Bloc de texte ->
________________

Initiative de journalisme local – Réseau.Presse – La Liberté
Les feux de forêt canadiens sont venus raviver les discussions autour du changement climatique qui se produit sur la planète. Outre les forêts, les lacs et les milieux d’eau douce souffrent eux aussi de l’impact du changement climatique, de manière plus silencieuse.
Située dans entre les lacs du nord de l’Ontario, l’Institut international pour le développement durable (IISD) s’intéresse aux différents enjeux autour des lacs. Scott Higgins est un des chercheurs principaux pour l’organisme. Ses recherches se concentrent sur les interactions entre les lacs et les changements climatiques, notamment sur la qualité de l’eau. « Le changement climatique est une menace constante sur différents aspects de notre vie quotidienne. Y compris les lacs et l’eau douce de manière générale. D’ailleurs, ces endroits connaissent déjà les effets du changement climatique. Pendant longtemps, le mantra a été que le changement climatique était dans le futur lointain. Sauf que non, c’est aujourd’hui, maintenant. »
Depuis plusieurs années, il étudie le réchauffement de la surface des lacs. Il partage quelques-unes de ses préoccupations. « L’une des plus grosses choses à réaliser c’est qu’à notre latitude, à Winnipeg ainsi que là où se trouve notre station de recherche dans le nord de l’Ontario, l’air se réchauffe beaucoup plus vite qu’ailleurs. Plus vite que dans d’autres endroits sur terre. Environ 0,5°C par décennie. Et en regardant dans les détails, ce réchauffement se fait davantage à l’automne et à l’hiver.
« De plus les hivers sont plus courts. Alors des hivers plus courts mélangés à des hivers plus chauds, c’est un mauvais mélange pour la formation de glace sur les lacs.
« Je pense notamment aux communautés qui n’ont pas de route permanente durant l’année. Parfois les lacs gelés sont les seules routes qui peuvent permettre le transport de marchandises, de matériaux, de nourriture. Ce sont des lignes de vie critiques. Avec des hivers plus courts, nous pensons que dans les 25 à 50 prochaines années, ces routes ne seront plus sécuritaires pour être utilisées. Alors comment ces communautés vont-elles pouvoir acheminer ce dont elles ont besoin? »
Biodiversité aquatique
D’ailleurs, depuis plusieurs années, on voit régulièrement, dans les médias, des accidents en lien avec des lacs gelés.

________________

Enregistrements extraits ->

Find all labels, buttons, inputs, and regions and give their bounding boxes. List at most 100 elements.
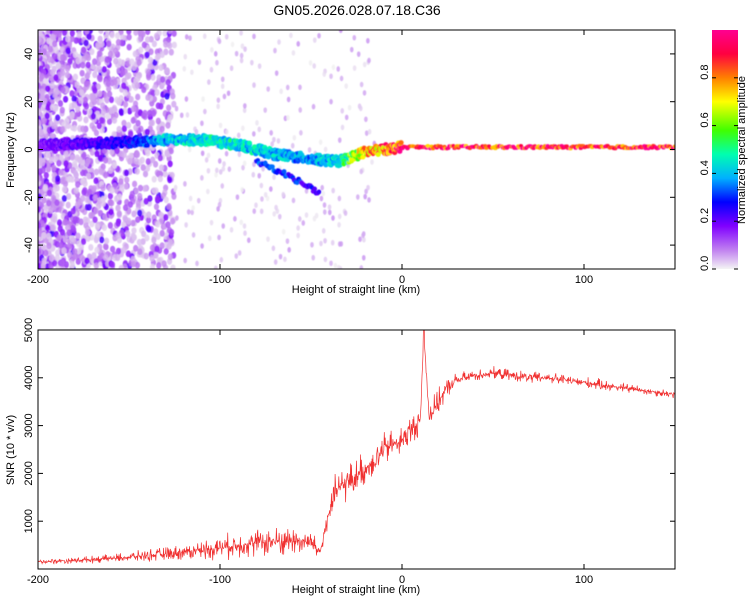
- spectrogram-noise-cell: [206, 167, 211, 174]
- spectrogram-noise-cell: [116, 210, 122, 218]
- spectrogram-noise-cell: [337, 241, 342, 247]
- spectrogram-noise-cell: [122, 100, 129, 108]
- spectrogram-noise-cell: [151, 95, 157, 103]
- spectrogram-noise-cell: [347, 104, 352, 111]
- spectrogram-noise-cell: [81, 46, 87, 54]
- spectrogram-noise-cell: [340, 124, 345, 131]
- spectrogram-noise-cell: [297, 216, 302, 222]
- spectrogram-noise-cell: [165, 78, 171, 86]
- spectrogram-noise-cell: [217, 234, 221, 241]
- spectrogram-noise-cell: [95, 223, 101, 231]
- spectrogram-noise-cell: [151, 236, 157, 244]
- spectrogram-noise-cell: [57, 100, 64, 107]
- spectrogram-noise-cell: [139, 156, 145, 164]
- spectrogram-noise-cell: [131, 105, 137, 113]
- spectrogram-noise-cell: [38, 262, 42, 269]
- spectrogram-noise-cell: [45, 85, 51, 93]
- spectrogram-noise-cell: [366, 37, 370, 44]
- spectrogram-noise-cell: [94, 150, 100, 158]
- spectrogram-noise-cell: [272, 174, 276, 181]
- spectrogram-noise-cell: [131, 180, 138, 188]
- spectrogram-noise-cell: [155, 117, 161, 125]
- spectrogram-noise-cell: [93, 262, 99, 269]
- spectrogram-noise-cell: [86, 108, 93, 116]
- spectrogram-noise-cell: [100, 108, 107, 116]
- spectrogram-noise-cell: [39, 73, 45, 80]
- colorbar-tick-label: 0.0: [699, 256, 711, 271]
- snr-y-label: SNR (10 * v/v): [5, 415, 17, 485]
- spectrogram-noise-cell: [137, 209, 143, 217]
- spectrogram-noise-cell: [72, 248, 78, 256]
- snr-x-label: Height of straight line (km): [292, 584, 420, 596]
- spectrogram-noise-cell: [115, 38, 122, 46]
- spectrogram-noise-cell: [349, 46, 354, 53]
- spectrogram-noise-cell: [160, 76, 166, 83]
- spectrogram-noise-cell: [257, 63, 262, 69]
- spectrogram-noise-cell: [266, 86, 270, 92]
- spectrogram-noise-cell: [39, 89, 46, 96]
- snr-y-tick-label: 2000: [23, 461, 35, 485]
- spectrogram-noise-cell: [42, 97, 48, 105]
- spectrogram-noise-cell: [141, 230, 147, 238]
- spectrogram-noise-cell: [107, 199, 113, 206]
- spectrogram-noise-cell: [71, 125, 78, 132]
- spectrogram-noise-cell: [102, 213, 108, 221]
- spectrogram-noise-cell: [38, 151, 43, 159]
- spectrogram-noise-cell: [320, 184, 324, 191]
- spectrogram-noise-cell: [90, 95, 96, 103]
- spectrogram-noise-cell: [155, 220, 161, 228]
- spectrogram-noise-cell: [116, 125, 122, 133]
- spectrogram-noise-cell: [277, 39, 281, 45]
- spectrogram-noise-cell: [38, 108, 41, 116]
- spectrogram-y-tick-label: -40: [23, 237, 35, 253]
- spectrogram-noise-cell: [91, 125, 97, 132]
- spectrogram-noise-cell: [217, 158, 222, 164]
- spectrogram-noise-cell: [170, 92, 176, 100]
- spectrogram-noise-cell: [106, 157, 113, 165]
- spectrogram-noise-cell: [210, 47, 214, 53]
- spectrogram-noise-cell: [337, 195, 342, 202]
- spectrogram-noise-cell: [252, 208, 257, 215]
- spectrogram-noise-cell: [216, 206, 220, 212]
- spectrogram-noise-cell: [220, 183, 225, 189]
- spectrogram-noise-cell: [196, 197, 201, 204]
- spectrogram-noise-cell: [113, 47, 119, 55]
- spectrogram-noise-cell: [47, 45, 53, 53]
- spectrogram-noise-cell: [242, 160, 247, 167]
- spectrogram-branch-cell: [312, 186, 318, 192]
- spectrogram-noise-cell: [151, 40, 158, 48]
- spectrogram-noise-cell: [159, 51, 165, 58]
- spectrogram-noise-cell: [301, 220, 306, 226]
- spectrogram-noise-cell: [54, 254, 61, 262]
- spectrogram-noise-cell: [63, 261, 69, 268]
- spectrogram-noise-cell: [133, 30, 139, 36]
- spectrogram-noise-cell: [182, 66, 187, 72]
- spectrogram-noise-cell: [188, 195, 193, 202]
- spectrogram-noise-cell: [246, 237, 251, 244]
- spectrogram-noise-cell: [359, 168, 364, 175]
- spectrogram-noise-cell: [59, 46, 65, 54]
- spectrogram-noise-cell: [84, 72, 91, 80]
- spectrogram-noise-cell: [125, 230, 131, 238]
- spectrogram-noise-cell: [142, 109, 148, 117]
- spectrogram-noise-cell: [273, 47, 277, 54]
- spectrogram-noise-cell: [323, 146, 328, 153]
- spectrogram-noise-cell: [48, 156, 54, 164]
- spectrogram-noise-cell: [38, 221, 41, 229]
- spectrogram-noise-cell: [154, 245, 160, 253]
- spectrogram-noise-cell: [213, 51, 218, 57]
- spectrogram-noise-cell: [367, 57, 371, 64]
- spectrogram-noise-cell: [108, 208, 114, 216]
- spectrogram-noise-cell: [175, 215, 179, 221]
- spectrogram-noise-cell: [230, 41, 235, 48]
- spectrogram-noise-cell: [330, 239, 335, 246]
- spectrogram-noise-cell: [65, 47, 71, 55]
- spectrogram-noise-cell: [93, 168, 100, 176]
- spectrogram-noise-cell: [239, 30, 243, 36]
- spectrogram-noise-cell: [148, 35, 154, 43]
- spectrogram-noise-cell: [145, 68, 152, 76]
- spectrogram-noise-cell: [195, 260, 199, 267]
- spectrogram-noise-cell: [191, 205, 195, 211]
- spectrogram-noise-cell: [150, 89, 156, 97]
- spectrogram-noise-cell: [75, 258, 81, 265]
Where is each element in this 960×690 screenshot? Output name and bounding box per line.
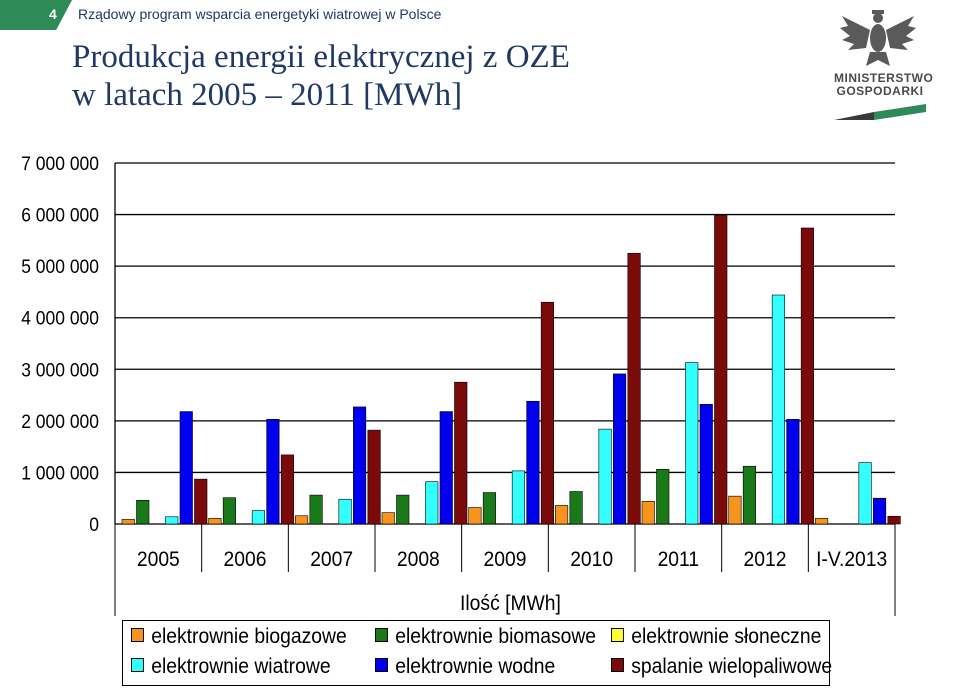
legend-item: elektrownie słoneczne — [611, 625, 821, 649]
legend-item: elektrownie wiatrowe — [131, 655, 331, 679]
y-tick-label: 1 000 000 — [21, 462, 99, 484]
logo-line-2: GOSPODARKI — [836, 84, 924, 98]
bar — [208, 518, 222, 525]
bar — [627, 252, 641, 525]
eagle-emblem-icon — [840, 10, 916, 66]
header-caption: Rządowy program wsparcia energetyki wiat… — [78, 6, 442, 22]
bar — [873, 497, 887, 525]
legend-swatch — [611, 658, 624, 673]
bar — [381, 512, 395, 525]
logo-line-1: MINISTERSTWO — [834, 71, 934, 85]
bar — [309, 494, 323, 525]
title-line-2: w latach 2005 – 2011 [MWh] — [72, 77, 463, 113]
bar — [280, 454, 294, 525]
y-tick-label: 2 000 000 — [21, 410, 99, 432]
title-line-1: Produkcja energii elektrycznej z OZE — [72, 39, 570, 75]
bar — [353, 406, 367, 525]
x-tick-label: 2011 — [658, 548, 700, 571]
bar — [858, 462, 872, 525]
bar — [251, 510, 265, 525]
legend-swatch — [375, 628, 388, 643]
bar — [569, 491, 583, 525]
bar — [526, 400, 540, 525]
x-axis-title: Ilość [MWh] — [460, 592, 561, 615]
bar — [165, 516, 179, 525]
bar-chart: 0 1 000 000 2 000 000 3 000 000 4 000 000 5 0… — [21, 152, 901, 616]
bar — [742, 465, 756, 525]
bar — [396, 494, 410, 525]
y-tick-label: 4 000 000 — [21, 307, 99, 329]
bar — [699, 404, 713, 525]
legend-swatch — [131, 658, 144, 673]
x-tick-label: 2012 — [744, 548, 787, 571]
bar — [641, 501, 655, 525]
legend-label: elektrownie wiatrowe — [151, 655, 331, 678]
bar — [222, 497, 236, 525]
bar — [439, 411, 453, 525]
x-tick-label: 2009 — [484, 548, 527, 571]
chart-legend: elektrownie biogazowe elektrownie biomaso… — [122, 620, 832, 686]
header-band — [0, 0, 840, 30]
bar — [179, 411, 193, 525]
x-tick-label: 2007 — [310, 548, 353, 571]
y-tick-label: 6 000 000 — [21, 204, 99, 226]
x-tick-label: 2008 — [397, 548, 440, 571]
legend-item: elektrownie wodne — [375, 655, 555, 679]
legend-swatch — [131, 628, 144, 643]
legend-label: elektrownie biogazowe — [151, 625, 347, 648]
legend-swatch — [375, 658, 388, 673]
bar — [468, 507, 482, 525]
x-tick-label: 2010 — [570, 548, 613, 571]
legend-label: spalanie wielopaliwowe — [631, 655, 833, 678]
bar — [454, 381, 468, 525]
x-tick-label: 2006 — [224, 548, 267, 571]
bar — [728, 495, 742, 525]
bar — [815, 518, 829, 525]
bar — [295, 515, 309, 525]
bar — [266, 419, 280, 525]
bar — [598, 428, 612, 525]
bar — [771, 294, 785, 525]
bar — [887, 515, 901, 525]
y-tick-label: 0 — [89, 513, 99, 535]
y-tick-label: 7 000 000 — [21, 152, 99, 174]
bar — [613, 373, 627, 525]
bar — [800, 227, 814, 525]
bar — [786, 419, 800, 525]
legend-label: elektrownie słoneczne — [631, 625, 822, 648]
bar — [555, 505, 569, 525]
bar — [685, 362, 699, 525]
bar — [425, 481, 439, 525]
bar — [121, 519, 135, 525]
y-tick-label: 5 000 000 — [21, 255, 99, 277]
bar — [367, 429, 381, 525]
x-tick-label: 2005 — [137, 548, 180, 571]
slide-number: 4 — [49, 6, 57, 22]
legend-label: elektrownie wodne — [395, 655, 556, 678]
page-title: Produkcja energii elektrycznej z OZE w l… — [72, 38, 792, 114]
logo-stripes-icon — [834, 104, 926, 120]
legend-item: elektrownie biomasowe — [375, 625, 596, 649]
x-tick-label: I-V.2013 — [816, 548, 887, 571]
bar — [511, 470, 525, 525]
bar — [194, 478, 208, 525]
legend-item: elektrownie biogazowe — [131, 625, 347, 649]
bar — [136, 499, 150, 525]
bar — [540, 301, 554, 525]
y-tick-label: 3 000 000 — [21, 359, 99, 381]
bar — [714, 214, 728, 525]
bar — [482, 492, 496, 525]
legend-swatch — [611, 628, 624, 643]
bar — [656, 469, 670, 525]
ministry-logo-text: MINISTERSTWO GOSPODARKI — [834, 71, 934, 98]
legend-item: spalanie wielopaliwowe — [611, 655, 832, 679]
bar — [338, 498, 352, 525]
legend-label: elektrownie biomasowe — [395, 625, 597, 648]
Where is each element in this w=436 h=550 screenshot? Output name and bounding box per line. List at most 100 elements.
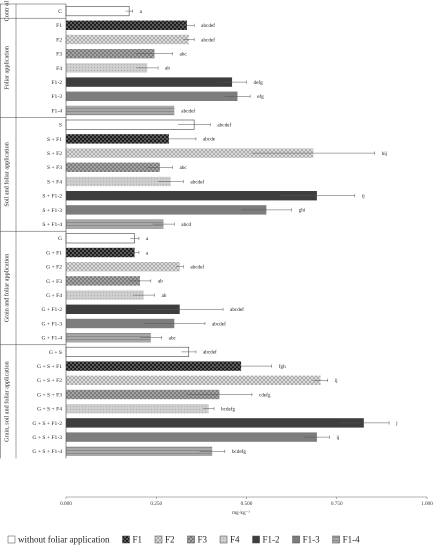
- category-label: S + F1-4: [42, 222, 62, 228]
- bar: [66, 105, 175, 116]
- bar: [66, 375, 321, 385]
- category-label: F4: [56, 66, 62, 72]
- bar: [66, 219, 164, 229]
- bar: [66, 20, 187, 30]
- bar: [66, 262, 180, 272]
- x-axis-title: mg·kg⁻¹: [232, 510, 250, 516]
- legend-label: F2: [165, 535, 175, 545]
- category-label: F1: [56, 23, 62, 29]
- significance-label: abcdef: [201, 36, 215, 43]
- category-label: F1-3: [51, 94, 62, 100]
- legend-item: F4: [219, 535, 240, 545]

________________

Reprenez le passage de l'article sur les lacs et le changement climatique en commençant à « Depuis plusieurs années, il » et en terminant à « sur les lacs. », puis remplacez-y « décennie » par « période de dix ans ».

Résultat de l'exercice ->
Depuis plusieurs années, il étudie le réchauffement de la surface des lacs. Il partage quelques-unes de ses préoccupations. « L’une des plus grosses choses à réaliser c’est qu’à notre latitude, à Winnipeg ainsi que là où se trouve notre station de recherche dans le nord de l’Ontario, l’air se réchauffe beaucoup plus vite qu’ailleurs. Plus vite que dans d’autres endroits sur terre. Environ 0,5°C par période de dix ans. Et en regardant dans les détails, ce réchauffement se fait davantage à l’automne et à l’hiver.
« De plus les hivers sont plus courts. Alors des hivers plus courts mélangés à des hivers plus chauds, c’est un mauvais mélange pour la formation de glace sur les lacs.